(Entries with figure data)

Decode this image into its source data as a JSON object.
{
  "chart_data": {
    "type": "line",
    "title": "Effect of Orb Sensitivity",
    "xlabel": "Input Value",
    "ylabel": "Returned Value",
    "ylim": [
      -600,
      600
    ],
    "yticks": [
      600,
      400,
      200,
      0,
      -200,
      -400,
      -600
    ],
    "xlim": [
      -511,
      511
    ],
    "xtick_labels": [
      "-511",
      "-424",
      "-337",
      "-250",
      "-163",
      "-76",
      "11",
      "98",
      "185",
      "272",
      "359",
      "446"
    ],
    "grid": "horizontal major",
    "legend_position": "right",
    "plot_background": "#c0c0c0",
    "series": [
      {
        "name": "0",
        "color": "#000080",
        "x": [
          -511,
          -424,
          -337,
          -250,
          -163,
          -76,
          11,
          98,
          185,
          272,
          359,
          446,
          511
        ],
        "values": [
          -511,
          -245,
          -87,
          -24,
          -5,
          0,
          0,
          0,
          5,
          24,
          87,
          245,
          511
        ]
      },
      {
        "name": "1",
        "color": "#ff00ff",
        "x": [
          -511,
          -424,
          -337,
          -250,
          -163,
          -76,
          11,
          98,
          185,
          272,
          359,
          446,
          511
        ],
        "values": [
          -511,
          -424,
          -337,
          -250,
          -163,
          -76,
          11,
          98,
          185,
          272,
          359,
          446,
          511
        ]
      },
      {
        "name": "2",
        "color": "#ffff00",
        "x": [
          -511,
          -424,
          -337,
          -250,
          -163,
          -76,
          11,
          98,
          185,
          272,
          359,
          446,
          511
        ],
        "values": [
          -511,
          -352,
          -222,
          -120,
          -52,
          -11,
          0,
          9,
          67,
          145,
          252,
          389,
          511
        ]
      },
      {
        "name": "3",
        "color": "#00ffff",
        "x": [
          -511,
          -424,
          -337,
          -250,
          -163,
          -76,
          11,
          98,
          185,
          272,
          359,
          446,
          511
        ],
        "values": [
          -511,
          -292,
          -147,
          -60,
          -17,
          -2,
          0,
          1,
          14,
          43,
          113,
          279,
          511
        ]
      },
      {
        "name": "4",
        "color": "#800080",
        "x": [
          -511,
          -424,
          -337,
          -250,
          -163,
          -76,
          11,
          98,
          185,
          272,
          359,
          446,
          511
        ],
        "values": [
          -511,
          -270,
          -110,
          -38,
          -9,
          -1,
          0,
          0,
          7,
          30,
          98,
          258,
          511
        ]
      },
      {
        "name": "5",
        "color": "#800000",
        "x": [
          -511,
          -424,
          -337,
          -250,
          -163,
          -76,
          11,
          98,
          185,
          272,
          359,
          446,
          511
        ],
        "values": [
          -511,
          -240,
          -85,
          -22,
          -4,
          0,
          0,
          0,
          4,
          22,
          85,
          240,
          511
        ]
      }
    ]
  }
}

TO BE DONE: Go over the data above and copy every line that has the word "color" in it.

SOLUTION TO THE PROBLEM:
        "color": "#000080",
        "color": "#ff00ff",
        "color": "#ffff00",
        "color": "#00ffff",
        "color": "#800080",
        "color": "#800000",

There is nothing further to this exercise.